WHAT THE TASK ASKS — Check each line below for the word "glyph", and copy those that have it.

[Dataset excerpt]

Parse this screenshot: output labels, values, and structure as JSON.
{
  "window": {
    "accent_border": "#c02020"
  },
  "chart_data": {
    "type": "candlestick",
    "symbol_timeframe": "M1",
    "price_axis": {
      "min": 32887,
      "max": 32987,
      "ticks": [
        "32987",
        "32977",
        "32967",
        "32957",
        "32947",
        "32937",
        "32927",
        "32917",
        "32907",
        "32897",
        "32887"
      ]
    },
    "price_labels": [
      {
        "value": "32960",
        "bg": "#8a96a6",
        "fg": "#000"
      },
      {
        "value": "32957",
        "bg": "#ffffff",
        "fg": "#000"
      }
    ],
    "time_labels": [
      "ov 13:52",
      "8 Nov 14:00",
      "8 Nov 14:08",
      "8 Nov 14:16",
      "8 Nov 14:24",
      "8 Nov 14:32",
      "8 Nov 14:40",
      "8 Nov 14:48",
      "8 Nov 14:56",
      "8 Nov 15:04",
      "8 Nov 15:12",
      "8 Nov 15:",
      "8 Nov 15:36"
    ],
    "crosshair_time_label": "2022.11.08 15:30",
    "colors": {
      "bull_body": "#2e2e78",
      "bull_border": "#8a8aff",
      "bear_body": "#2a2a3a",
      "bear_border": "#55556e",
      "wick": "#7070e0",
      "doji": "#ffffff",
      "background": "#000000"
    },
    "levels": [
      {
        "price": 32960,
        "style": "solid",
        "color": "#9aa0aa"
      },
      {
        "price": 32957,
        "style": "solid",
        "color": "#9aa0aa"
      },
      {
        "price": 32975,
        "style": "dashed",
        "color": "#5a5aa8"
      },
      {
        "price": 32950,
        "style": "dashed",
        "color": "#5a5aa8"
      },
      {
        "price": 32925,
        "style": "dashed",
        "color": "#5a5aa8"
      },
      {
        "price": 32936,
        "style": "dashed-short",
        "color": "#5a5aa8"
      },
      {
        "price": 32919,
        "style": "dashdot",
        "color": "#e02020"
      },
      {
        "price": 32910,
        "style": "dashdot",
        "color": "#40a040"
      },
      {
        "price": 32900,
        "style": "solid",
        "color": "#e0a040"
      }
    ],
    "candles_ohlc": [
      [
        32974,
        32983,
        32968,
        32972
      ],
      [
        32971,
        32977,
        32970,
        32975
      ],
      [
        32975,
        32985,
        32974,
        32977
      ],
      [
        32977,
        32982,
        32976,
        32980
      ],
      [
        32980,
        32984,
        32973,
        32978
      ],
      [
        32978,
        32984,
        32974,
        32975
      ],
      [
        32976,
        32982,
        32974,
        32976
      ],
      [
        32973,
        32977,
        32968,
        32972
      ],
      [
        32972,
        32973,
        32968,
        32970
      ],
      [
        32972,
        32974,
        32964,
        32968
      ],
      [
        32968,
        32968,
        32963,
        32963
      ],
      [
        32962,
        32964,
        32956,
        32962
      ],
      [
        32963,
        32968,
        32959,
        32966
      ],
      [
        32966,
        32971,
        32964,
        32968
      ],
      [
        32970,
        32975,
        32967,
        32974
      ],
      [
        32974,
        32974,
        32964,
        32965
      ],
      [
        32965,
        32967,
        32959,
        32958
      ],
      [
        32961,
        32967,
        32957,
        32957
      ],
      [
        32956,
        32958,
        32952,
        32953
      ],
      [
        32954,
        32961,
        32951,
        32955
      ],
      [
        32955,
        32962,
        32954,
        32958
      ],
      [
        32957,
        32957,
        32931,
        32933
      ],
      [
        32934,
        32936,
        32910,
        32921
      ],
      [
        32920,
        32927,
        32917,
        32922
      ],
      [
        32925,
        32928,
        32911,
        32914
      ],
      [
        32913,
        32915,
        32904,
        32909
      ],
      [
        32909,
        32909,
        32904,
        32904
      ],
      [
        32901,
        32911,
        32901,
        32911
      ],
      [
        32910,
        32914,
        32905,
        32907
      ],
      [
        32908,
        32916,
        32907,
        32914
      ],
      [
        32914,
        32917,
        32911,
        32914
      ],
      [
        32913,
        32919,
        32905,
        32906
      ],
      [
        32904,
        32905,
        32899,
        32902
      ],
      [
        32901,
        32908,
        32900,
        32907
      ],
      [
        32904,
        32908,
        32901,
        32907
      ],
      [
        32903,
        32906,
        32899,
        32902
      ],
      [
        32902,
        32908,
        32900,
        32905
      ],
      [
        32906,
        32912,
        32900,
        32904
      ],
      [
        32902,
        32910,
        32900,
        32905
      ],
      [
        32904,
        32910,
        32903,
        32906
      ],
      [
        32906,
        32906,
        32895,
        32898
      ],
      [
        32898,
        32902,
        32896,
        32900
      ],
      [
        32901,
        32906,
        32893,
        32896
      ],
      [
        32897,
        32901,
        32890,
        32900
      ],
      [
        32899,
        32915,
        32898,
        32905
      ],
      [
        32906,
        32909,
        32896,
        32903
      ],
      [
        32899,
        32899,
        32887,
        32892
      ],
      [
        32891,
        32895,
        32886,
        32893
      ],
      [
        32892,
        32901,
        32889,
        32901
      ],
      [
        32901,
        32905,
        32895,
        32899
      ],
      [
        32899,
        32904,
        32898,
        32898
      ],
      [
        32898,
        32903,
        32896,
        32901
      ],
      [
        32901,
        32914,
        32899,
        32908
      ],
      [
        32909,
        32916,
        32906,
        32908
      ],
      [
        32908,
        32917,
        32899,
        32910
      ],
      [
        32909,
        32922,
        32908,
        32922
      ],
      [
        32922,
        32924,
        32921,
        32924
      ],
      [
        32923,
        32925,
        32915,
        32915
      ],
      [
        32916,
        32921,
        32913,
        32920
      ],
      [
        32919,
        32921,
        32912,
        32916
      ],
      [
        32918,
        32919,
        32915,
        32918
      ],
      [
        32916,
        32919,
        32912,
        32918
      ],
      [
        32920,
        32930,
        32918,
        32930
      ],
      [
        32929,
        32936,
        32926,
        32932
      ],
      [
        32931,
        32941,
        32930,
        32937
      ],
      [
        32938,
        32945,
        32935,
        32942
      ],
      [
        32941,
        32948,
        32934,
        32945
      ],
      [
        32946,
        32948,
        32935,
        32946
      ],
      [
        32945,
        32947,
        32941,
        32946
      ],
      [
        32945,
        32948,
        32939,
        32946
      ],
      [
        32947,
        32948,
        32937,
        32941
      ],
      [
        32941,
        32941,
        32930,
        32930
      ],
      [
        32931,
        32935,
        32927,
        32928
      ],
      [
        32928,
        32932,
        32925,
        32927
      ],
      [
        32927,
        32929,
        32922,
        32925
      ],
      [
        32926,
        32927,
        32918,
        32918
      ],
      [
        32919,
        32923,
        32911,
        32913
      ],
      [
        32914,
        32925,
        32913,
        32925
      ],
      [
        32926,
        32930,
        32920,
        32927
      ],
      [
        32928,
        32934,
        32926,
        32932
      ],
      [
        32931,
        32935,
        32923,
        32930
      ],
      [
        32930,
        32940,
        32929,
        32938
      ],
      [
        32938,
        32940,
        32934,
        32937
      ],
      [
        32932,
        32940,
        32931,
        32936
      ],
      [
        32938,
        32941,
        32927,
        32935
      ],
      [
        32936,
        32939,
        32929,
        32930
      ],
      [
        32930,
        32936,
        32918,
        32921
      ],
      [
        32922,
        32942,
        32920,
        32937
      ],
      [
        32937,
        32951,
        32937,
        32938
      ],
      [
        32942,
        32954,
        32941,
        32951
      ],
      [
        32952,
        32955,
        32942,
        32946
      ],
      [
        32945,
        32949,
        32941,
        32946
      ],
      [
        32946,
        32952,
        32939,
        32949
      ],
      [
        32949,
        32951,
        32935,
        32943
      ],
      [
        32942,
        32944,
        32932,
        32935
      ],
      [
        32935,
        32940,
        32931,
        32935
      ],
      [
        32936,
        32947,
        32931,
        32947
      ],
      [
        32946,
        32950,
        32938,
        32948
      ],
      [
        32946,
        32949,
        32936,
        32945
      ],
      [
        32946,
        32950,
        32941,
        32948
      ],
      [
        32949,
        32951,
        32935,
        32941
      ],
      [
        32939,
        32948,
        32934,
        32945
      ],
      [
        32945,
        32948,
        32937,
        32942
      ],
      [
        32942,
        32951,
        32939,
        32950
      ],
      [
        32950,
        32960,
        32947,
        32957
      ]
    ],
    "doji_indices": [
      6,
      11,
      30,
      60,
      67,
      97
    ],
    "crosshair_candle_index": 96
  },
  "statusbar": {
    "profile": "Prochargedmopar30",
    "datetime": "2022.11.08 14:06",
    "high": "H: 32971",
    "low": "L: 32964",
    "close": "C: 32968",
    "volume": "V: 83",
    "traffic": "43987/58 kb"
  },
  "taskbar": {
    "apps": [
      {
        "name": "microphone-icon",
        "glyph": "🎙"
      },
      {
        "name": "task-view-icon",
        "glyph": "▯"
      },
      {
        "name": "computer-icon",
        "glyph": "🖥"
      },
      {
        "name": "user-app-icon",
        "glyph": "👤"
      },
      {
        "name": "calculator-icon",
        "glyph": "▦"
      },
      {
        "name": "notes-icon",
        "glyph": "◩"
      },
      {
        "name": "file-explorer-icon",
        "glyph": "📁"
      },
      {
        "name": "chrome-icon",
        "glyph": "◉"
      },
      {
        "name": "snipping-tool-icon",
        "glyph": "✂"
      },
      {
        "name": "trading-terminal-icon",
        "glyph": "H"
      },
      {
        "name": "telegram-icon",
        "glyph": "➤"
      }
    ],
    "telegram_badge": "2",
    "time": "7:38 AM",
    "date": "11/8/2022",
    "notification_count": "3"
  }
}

WRITTEN SOLUTION —
        "glyph": "🎙"
        "glyph": "▯"
        "glyph": "🖥"
        "glyph": "👤"
        "glyph": "▦"
        "glyph": "◩"
        "glyph": "📁"
        "glyph": "◉"
        "glyph": "✂"
        "glyph": "H"
        "glyph": "➤"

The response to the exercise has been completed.